**WHAT YOU NEED TO DO**
Wherever the string "frame" appears, copy the whole line.

[Data extracted from a collection]
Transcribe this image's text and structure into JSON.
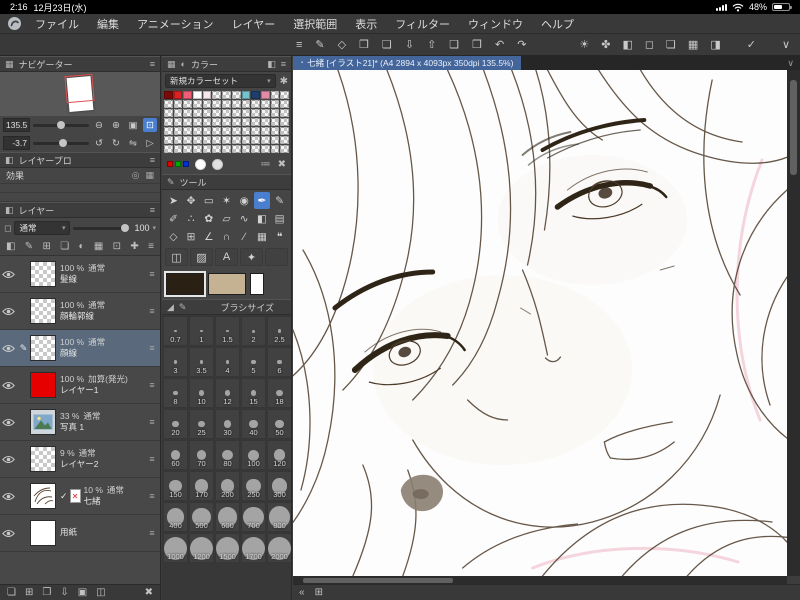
{
  "status_bar": {
    "time": "2:16",
    "date": "12月23日(水)",
    "battery_percent": "48%"
  },
  "menu_bar": {
    "items": [
      "ファイル",
      "編集",
      "アニメーション",
      "レイヤー",
      "選択範囲",
      "表示",
      "フィルター",
      "ウィンドウ",
      "ヘルプ"
    ]
  },
  "toolbar": {
    "left_icons": [
      {
        "name": "main-menu-icon",
        "glyph": "≡"
      },
      {
        "name": "pen-settings-icon",
        "glyph": "✎"
      },
      {
        "name": "figure-settings-icon",
        "glyph": "◇"
      },
      {
        "name": "clipboard-icon",
        "glyph": "❐"
      },
      {
        "name": "folder-icon",
        "glyph": "❏"
      },
      {
        "name": "save-icon",
        "glyph": "⇩"
      },
      {
        "name": "export-icon",
        "glyph": "⇧"
      },
      {
        "name": "clipboard-copy-icon",
        "glyph": "❑"
      },
      {
        "name": "clipboard-paste-icon",
        "glyph": "❒"
      },
      {
        "name": "undo-icon",
        "glyph": "↶"
      },
      {
        "name": "redo-icon",
        "glyph": "↷"
      }
    ],
    "right_icons": [
      {
        "name": "sun-icon",
        "glyph": "☀"
      },
      {
        "name": "droplet-icon",
        "glyph": "✤"
      },
      {
        "name": "bucket-icon",
        "glyph": "◧"
      },
      {
        "name": "marquee-icon",
        "glyph": "◻"
      },
      {
        "name": "layers-icon",
        "glyph": "❏"
      },
      {
        "name": "grid-icon",
        "glyph": "▦"
      },
      {
        "name": "panel-layout-icon",
        "glyph": "◨"
      },
      {
        "name": "confirm-icon",
        "glyph": "✓"
      },
      {
        "name": "chevron-down-icon",
        "glyph": "∨"
      }
    ]
  },
  "document_tab": {
    "title": "七緒 [イラスト21]* (A4 2894 x 4093px 350dpi 135.5%)"
  },
  "navigator": {
    "title": "ナビゲーター",
    "zoom_value": "135.5",
    "rotate_value": "-3.7"
  },
  "layer_property": {
    "title": "レイヤープロ",
    "effect_label": "効果"
  },
  "layer_panel": {
    "title": "レイヤー",
    "blend_mode": "通常",
    "opacity_value": "100",
    "option_icons": [
      {
        "name": "clipping-icon",
        "glyph": "◧"
      },
      {
        "name": "edit-layer-icon",
        "glyph": "✎"
      },
      {
        "name": "add-mask-icon",
        "glyph": "⊞"
      },
      {
        "name": "folder-icon",
        "glyph": "❏"
      },
      {
        "name": "tone-icon",
        "glyph": "◐"
      },
      {
        "name": "grid-icon",
        "glyph": "▦"
      },
      {
        "name": "lock-icon",
        "glyph": "⊡"
      },
      {
        "name": "add-icon",
        "glyph": "✚"
      },
      {
        "name": "menu-icon",
        "glyph": "≡"
      }
    ],
    "layers": [
      {
        "opacity": "100 %",
        "mode": "通常",
        "name": "髪線",
        "thumb": "checker"
      },
      {
        "opacity": "100 %",
        "mode": "通常",
        "name": "顔輪郭線",
        "thumb": "checker"
      },
      {
        "opacity": "100 %",
        "mode": "通常",
        "name": "顔線",
        "thumb": "checker",
        "selected": true
      },
      {
        "opacity": "100 %",
        "mode": "加算(発光)",
        "name": "レイヤー1",
        "thumb": "red"
      },
      {
        "opacity": "33 %",
        "mode": "通常",
        "name": "写真 1",
        "thumb": "photo"
      },
      {
        "opacity": "9 %",
        "mode": "通常",
        "name": "レイヤー2",
        "thumb": "checker"
      },
      {
        "opacity": "10 %",
        "mode": "通常",
        "name": "七緒",
        "thumb": "artwork",
        "checked": true,
        "mask_disabled": true
      },
      {
        "opacity": "",
        "mode": "",
        "name": "用紙",
        "thumb": "white"
      }
    ],
    "footer_icons": [
      {
        "name": "new-folder-icon",
        "glyph": "❏"
      },
      {
        "name": "new-layer-icon",
        "glyph": "⊞"
      },
      {
        "name": "duplicate-layer-icon",
        "glyph": "❐"
      },
      {
        "name": "merge-down-icon",
        "glyph": "⇩"
      },
      {
        "name": "layer-view-icon",
        "glyph": "▣"
      },
      {
        "name": "screenshot-icon",
        "glyph": "◫"
      },
      {
        "name": "delete-layer-icon",
        "glyph": "✖"
      }
    ]
  },
  "color_panel": {
    "tab_label": "カラー",
    "color_set_name": "新規カラーセット",
    "palette": [
      "#7c0a0a",
      "#dd2020",
      "#ef5e76",
      "#ffffff",
      "#f6e7ec",
      "checker",
      "checker",
      "checker",
      "#74c2ca",
      "#1e3e70",
      "#e18ba6",
      "checker",
      "checker"
    ],
    "checker_cols": 13,
    "checker_rows": 6,
    "current_rgb": [
      "#e00000",
      "#00a800",
      "#0030d8"
    ]
  },
  "tool_panel": {
    "title": "ツール",
    "tools": [
      {
        "name": "operation-tool",
        "glyph": "➤"
      },
      {
        "name": "move-layer-tool",
        "glyph": "✥"
      },
      {
        "name": "selection-tool",
        "glyph": "▭"
      },
      {
        "name": "auto-select-tool",
        "glyph": "✶"
      },
      {
        "name": "eyedropper-tool",
        "glyph": "◉"
      },
      {
        "name": "pen-tool",
        "glyph": "✒",
        "selected": true
      },
      {
        "name": "pencil-tool",
        "glyph": "✎"
      },
      {
        "name": "brush-tool",
        "glyph": "✐"
      },
      {
        "name": "airbrush-tool",
        "glyph": "∴"
      },
      {
        "name": "decoration-tool",
        "glyph": "✿"
      },
      {
        "name": "eraser-tool",
        "glyph": "▱"
      },
      {
        "name": "blend-tool",
        "glyph": "∿"
      },
      {
        "name": "fill-tool",
        "glyph": "◧"
      },
      {
        "name": "gradient-tool",
        "glyph": "▤"
      },
      {
        "name": "figure-tool",
        "glyph": "◇"
      },
      {
        "name": "frame-border-tool",
        "glyph": "⊞"
      },
      {
        "name": "ruler-tool",
        "glyph": "∠"
      },
      {
        "name": "correct-line-tool",
        "glyph": "∩"
      },
      {
        "name": "line-tool",
        "glyph": "∕"
      },
      {
        "name": "grid-tool",
        "glyph": "▦"
      },
      {
        "name": "balloon-tool",
        "glyph": "❝"
      },
      {
        "name": "frame-tool",
        "glyph": "◫"
      },
      {
        "name": "tone-tool",
        "glyph": "▨"
      },
      {
        "name": "text-tool",
        "glyph": "A"
      },
      {
        "name": "effect-tool",
        "glyph": "✦"
      },
      {
        "name": "transparent-color",
        "glyph": "",
        "checker": true
      }
    ],
    "main_color": "#2a2013",
    "sub_color": "#c4b292"
  },
  "brush_size_panel": {
    "title": "ブラシサイズ",
    "sizes": [
      "0.7",
      "1",
      "1.5",
      "2",
      "2.5",
      "3",
      "3.5",
      "4",
      "5",
      "6",
      "8",
      "10",
      "12",
      "15",
      "18",
      "20",
      "25",
      "30",
      "40",
      "50",
      "60",
      "70",
      "80",
      "100",
      "120",
      "150",
      "170",
      "200",
      "250",
      "300",
      "400",
      "500",
      "600",
      "700",
      "800",
      "1000",
      "1200",
      "1500",
      "1700",
      "2000"
    ]
  },
  "icons": {
    "menu": "≡",
    "grid": "▦",
    "wheel": "◐",
    "swatch": "◧",
    "gear": "✱",
    "caret": "▾",
    "chevron": "∨",
    "zoom_out": "⊖",
    "zoom_in": "⊕",
    "reset": "▣",
    "fit": "⊡",
    "rotate_left": "↺",
    "rotate_right": "↻",
    "flip": "⇋",
    "play": "▷",
    "border_effect": "◎",
    "blend_square": "◻",
    "pen": "✎",
    "brush_tip": "◢",
    "sliders": "≔",
    "trash": "✖",
    "check": "✓",
    "cross": "✕",
    "tab_dot": "▪",
    "collapse": "«",
    "nav_toggle": "⊞"
  }
}
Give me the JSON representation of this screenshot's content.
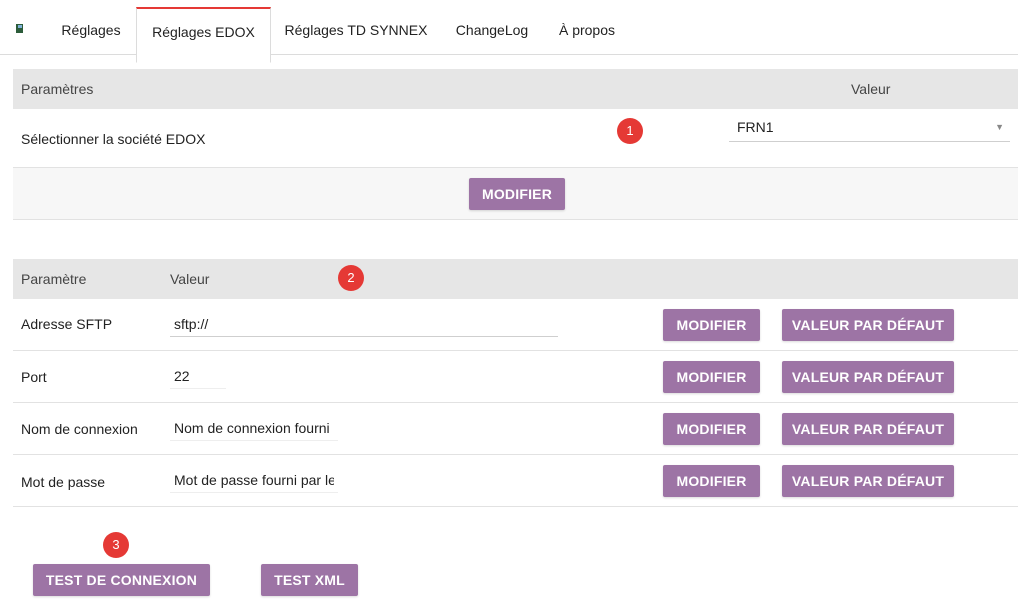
{
  "tabs": [
    {
      "label": "Réglages"
    },
    {
      "label": "Réglages EDOX"
    },
    {
      "label": "Réglages TD SYNNEX"
    },
    {
      "label": "ChangeLog"
    },
    {
      "label": "À propos"
    }
  ],
  "active_tab": "Réglages EDOX",
  "company_section": {
    "header_param": "Paramètres",
    "header_value": "Valeur",
    "row_label": "Sélectionner la société EDOX",
    "select_value": "FRN1",
    "modify_button": "MODIFIER",
    "badge": "1"
  },
  "sftp_section": {
    "header_param": "Paramètre",
    "header_value": "Valeur",
    "badge": "2",
    "rows": [
      {
        "label": "Adresse SFTP",
        "value": "sftp://",
        "modify": "MODIFIER",
        "default": "VALEUR PAR DÉFAUT"
      },
      {
        "label": "Port",
        "value": "22",
        "modify": "MODIFIER",
        "default": "VALEUR PAR DÉFAUT"
      },
      {
        "label": "Nom de connexion",
        "value": "Nom de connexion fourni p",
        "modify": "MODIFIER",
        "default": "VALEUR PAR DÉFAUT"
      },
      {
        "label": "Mot de passe",
        "value": "Mot de passe fourni par le f",
        "modify": "MODIFIER",
        "default": "VALEUR PAR DÉFAUT"
      }
    ]
  },
  "footer": {
    "badge": "3",
    "test_connection": "TEST DE CONNEXION",
    "test_xml": "TEST XML"
  },
  "colors": {
    "button": "#9d74a5",
    "badge": "#e53935",
    "header_bg": "#e6e6e6",
    "active_tab_border": "#e53935"
  }
}
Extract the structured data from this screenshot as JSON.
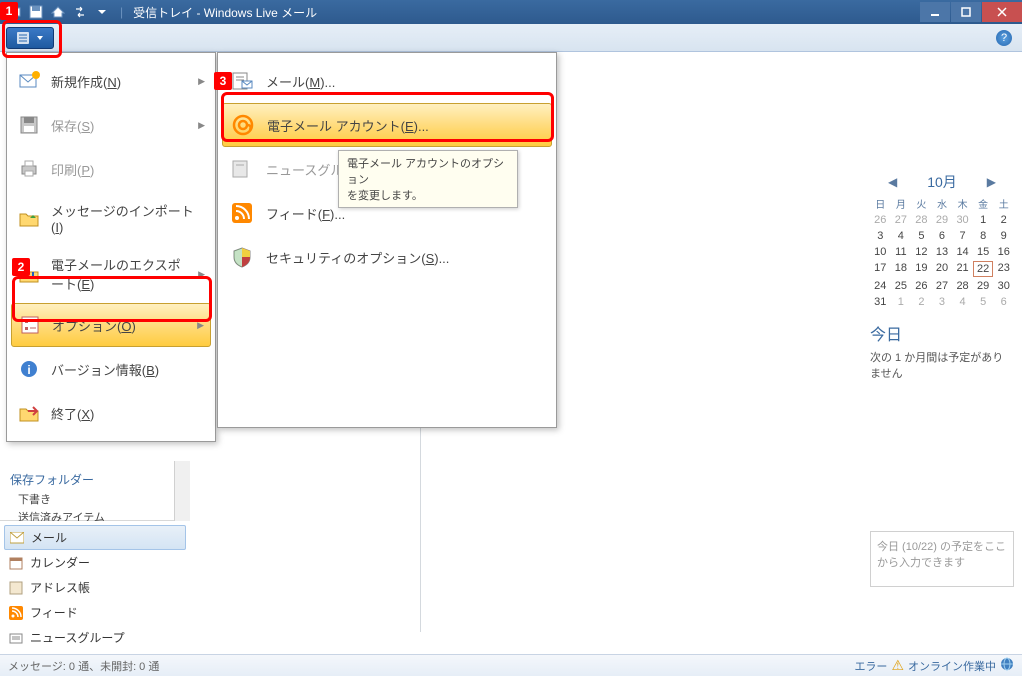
{
  "titlebar": {
    "title": "受信トレイ - Windows Live メール"
  },
  "filemenu": {
    "new_label": "新規作成(N)",
    "save_label": "保存(S)",
    "print_label": "印刷(P)",
    "import_label": "メッセージのインポート(I)",
    "export_label": "電子メールのエクスポート(E)",
    "options_label": "オプション(O)",
    "about_label": "バージョン情報(B)",
    "exit_label": "終了(X)"
  },
  "submenu": {
    "mail_label": "メール(M)...",
    "account_label": "電子メール アカウント(E)...",
    "newsgroup_label": "ニュースグループ",
    "feed_label": "フィード(F)...",
    "security_label": "セキュリティのオプション(S)..."
  },
  "tooltip": {
    "line1": "電子メール アカウントのオプション",
    "line2": "を変更します。"
  },
  "sidebar_folders": {
    "title": "保存フォルダー",
    "drafts": "下書き",
    "sent": "送信済みアイテム"
  },
  "sidebar_nav": {
    "mail": "メール",
    "calendar": "カレンダー",
    "contacts": "アドレス帳",
    "feed": "フィード",
    "newsgroup": "ニュースグループ"
  },
  "calendar": {
    "month": "10月",
    "day_heads": [
      "日",
      "月",
      "火",
      "水",
      "木",
      "金",
      "土"
    ],
    "weeks": [
      [
        "26",
        "27",
        "28",
        "29",
        "30",
        "1",
        "2"
      ],
      [
        "3",
        "4",
        "5",
        "6",
        "7",
        "8",
        "9"
      ],
      [
        "10",
        "11",
        "12",
        "13",
        "14",
        "15",
        "16"
      ],
      [
        "17",
        "18",
        "19",
        "20",
        "21",
        "22",
        "23"
      ],
      [
        "24",
        "25",
        "26",
        "27",
        "28",
        "29",
        "30"
      ],
      [
        "31",
        "1",
        "2",
        "3",
        "4",
        "5",
        "6"
      ]
    ],
    "today_day": "22"
  },
  "today_section": {
    "title": "今日",
    "text": "次の 1 か月間は予定がありません",
    "placeholder": "今日 (10/22) の予定をここから入力できます"
  },
  "statusbar": {
    "left": "メッセージ: 0 通、未開封: 0 通",
    "error": "エラー",
    "online": "オンライン作業中"
  },
  "callouts": {
    "b1": "1",
    "b2": "2",
    "b3": "3"
  }
}
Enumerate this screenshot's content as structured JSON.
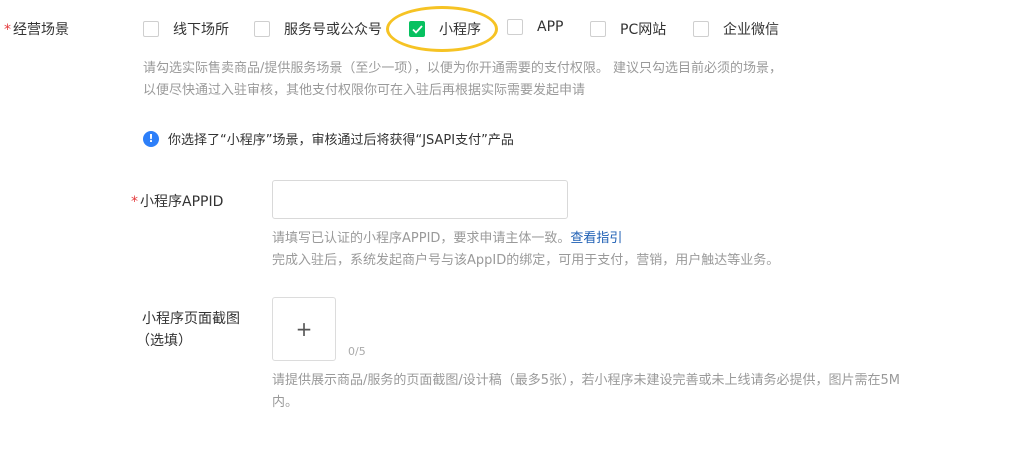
{
  "business_scene": {
    "required_mark": "*",
    "label": "经营场景",
    "options": [
      {
        "label": "线下场所",
        "checked": false
      },
      {
        "label": "服务号或公众号",
        "checked": false
      },
      {
        "label": "小程序",
        "checked": true
      },
      {
        "label": "APP",
        "checked": false
      },
      {
        "label": "PC网站",
        "checked": false
      },
      {
        "label": "企业微信",
        "checked": false
      }
    ],
    "hint_line1": "请勾选实际售卖商品/提供服务场景（至少一项），以便为你开通需要的支付权限。 建议只勾选目前必须的场景，",
    "hint_line2": "以便尽快通过入驻审核，其他支付权限你可在入驻后再根据实际需要发起申请"
  },
  "notice": {
    "icon": "info-icon",
    "text": "你选择了“小程序”场景，审核通过后将获得“JSAPI支付”产品"
  },
  "appid": {
    "required_mark": "*",
    "label": "小程序APPID",
    "value": "",
    "placeholder": "",
    "hint_line1_prefix": "请填写已认证的小程序APPID，要求申请主体一致。",
    "hint_link": "查看指引",
    "hint_line2": "完成入驻后，系统发起商户号与该AppID的绑定，可用于支付，营销，用户触达等业务。"
  },
  "screenshot": {
    "label_line1": "小程序页面截图",
    "label_line2": "（选填）",
    "upload_glyph": "+",
    "count": "0/5",
    "hint_line1": "请提供展示商品/服务的页面截图/设计稿（最多5张），若小程序未建设完善或未上线请务必提供，图片需在5M",
    "hint_line2": "内。"
  },
  "colors": {
    "accent_green": "#07c160",
    "highlight_yellow": "#f6c324",
    "info_blue": "#2d7ff9",
    "link_blue": "#1e5fb4",
    "required_red": "#e4393c"
  }
}
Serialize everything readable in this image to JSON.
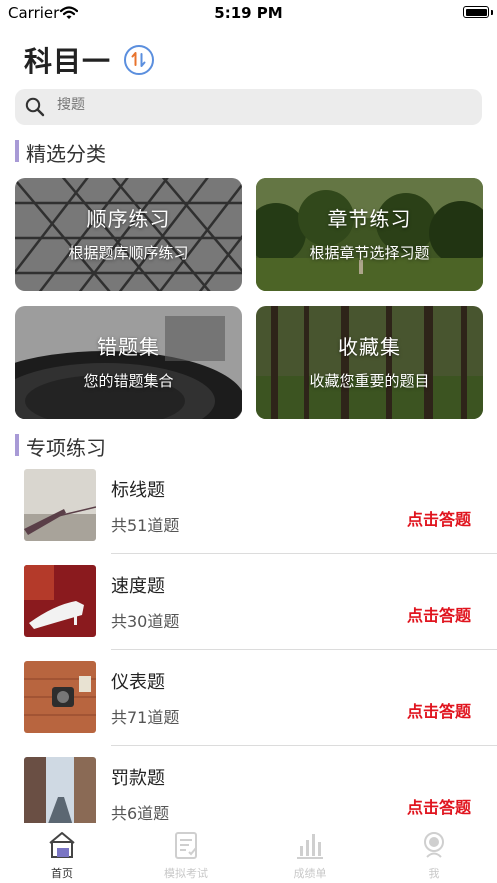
{
  "status_bar": {
    "carrier": "Carrier",
    "time": "5:19 PM"
  },
  "header": {
    "title": "科目一",
    "switch_icon": "switch-icon"
  },
  "search": {
    "placeholder": "搜题"
  },
  "featured": {
    "title": "精选分类",
    "cards": [
      {
        "title": "顺序练习",
        "subtitle": "根据题库顺序练习"
      },
      {
        "title": "章节练习",
        "subtitle": "根据章节选择习题"
      },
      {
        "title": "错题集",
        "subtitle": "您的错题集合"
      },
      {
        "title": "收藏集",
        "subtitle": "收藏您重要的题目"
      }
    ]
  },
  "special": {
    "title": "专项练习",
    "items": [
      {
        "title": "标线题",
        "count": "共51道题",
        "action": "点击答题"
      },
      {
        "title": "速度题",
        "count": "共30道题",
        "action": "点击答题"
      },
      {
        "title": "仪表题",
        "count": "共71道题",
        "action": "点击答题"
      },
      {
        "title": "罚款题",
        "count": "共6道题",
        "action": "点击答题"
      }
    ]
  },
  "tab_bar": {
    "tabs": [
      {
        "label": "首页",
        "icon": "home-icon",
        "active": true
      },
      {
        "label": "模拟考试",
        "icon": "exam-icon",
        "active": false
      },
      {
        "label": "成绩单",
        "icon": "chart-icon",
        "active": false
      },
      {
        "label": "我",
        "icon": "profile-icon",
        "active": false
      }
    ]
  },
  "colors": {
    "accent": "#5b8fde",
    "section_bar": "#a89ad6",
    "action_red": "#e0141e"
  }
}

**EXERCISE RESULT**
        "name": "frame-border-tool",
        "name": "frame-tool",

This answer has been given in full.